Recorded data:
>>>>>

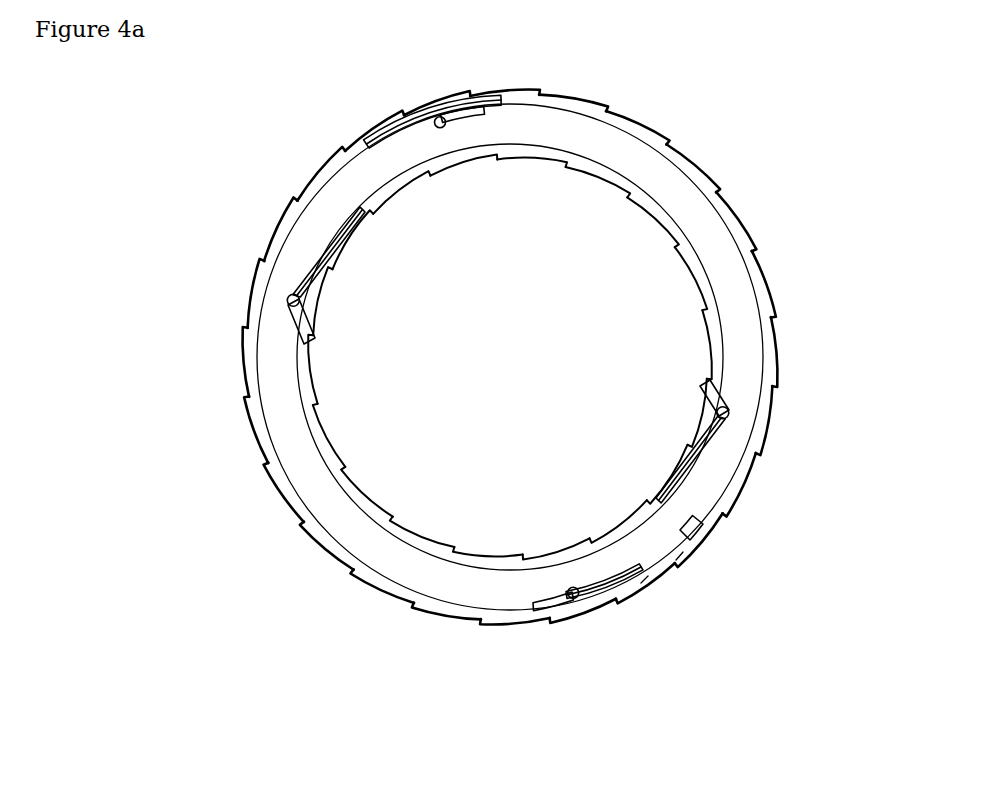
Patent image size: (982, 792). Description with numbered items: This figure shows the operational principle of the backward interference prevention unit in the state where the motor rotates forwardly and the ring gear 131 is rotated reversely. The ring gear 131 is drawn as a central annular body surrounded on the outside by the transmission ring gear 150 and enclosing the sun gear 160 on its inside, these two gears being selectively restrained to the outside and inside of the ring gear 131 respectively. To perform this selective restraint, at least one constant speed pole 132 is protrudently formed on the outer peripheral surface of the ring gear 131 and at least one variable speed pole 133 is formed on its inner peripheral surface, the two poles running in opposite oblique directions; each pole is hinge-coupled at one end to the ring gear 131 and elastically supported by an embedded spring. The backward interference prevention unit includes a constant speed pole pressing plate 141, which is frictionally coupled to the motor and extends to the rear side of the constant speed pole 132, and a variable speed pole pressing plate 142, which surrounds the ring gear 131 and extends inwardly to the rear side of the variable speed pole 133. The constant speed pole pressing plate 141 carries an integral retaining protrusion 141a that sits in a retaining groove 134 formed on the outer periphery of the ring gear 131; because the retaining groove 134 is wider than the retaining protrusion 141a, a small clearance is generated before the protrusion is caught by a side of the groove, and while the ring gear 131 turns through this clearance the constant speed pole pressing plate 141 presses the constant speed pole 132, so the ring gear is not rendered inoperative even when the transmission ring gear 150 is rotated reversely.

The ring gear 131 is at (722, 465).
The constant speed pole 132 is at (580, 613).
The variable speed pole 133 is at (298, 326).
The retaining groove 134 is at (695, 543).
The constant speed pole pressing plate 141 is at (645, 588).
The retaining protrusion 141a is at (690, 552).
The variable speed pole pressing plate 142 is at (710, 425).
The transmission ring gear 150 is at (383, 588).
The sun gear 160 is at (648, 218).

<<<<<

Written exercise ▸ Write out every line of the items above without changing a word, and leave the pictures out.

Output for this task ▸
Patent image size: (982, 792). Description with numbered items: This figure shows the operational principle of the backward interference prevention unit in the state where the motor rotates forwardly and the ring gear 131 is rotated reversely. The ring gear 131 is drawn as a central annular body surrounded on the outside by the transmission ring gear 150 and enclosing the sun gear 160 on its inside, these two gears being selectively restrained to the outside and inside of the ring gear 131 respectively. To perform this selective restraint, at least one constant speed pole 132 is protrudently formed on the outer peripheral surface of the ring gear 131 and at least one variable speed pole 133 is formed on its inner peripheral surface, the two poles running in opposite oblique directions; each pole is hinge-coupled at one end to the ring gear 131 and elastically supported by an embedded spring. The backward interference prevention unit includes a constant speed pole pressing plate 141, which is frictionally coupled to the motor and extends to the rear side of the constant speed pole 132, and a variable speed pole pressing plate 142, which surrounds the ring gear 131 and extends inwardly to the rear side of the variable speed pole 133. The constant speed pole pressing plate 141 carries an integral retaining protrusion 141a that sits in a retaining groove 134 formed on the outer periphery of the ring gear 131; because the retaining groove 134 is wider than the retaining protrusion 141a, a small clearance is generated before the protrusion is caught by a side of the groove, and while the ring gear 131 turns through this clearance the constant speed pole pressing plate 141 presses the constant speed pole 132, so the ring gear is not rendered inoperative even when the transmission ring gear 150 is rotated reversely.

The ring gear 131 is at (722, 465).
The constant speed pole 132 is at (580, 613).
The variable speed pole 133 is at (298, 326).
The retaining groove 134 is at (695, 543).
The constant speed pole pressing plate 141 is at (645, 588).
The retaining protrusion 141a is at (690, 552).
The variable speed pole pressing plate 142 is at (710, 425).
The transmission ring gear 150 is at (383, 588).
The sun gear 160 is at (648, 218).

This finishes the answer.